# PROMPT
For the copy, please give all of the data again exactly and leave the pictures out.

# SOURCE MATERIAL
================

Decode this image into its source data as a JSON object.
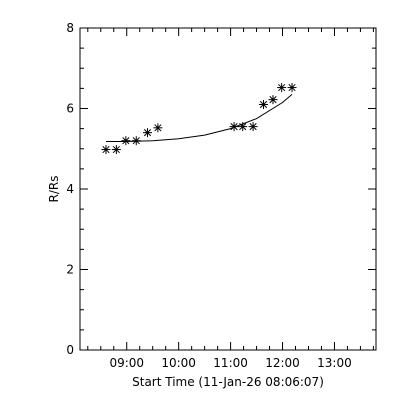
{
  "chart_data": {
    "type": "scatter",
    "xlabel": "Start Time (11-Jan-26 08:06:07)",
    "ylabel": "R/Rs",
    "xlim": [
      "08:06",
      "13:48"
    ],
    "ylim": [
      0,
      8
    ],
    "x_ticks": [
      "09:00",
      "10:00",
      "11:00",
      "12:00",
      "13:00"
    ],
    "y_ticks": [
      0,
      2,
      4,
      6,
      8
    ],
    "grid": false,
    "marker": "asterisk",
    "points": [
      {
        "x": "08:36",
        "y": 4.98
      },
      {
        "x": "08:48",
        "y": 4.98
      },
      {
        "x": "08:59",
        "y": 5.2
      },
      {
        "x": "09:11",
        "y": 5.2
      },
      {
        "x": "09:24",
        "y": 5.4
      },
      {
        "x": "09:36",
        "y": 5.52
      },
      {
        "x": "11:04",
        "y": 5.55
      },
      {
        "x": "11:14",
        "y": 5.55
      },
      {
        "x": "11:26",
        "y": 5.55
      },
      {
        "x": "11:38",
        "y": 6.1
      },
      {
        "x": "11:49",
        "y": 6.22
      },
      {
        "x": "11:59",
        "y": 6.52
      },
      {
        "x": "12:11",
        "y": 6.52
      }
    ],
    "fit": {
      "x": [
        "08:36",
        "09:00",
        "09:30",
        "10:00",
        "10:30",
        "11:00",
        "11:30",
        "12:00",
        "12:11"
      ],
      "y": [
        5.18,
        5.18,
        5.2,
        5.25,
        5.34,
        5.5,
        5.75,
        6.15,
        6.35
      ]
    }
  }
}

================

# REPLY TO THE TASK
Decode this image into its source data as a JSON object.
{
  "chart_data": {
    "type": "scatter",
    "xlabel": "Start Time (11-Jan-26 08:06:07)",
    "ylabel": "R/Rs",
    "xlim": [
      "08:06",
      "13:48"
    ],
    "ylim": [
      0,
      8
    ],
    "x_ticks": [
      "09:00",
      "10:00",
      "11:00",
      "12:00",
      "13:00"
    ],
    "y_ticks": [
      0,
      2,
      4,
      6,
      8
    ],
    "grid": false,
    "marker": "asterisk",
    "points": [
      {
        "x": "08:36",
        "y": 4.98
      },
      {
        "x": "08:48",
        "y": 4.98
      },
      {
        "x": "08:59",
        "y": 5.2
      },
      {
        "x": "09:11",
        "y": 5.2
      },
      {
        "x": "09:24",
        "y": 5.4
      },
      {
        "x": "09:36",
        "y": 5.52
      },
      {
        "x": "11:04",
        "y": 5.55
      },
      {
        "x": "11:14",
        "y": 5.55
      },
      {
        "x": "11:26",
        "y": 5.55
      },
      {
        "x": "11:38",
        "y": 6.1
      },
      {
        "x": "11:49",
        "y": 6.22
      },
      {
        "x": "11:59",
        "y": 6.52
      },
      {
        "x": "12:11",
        "y": 6.52
      }
    ],
    "fit": {
      "x": [
        "08:36",
        "09:00",
        "09:30",
        "10:00",
        "10:30",
        "11:00",
        "11:30",
        "12:00",
        "12:11"
      ],
      "y": [
        5.18,
        5.18,
        5.2,
        5.25,
        5.34,
        5.5,
        5.75,
        6.15,
        6.35
      ]
    }
  }
}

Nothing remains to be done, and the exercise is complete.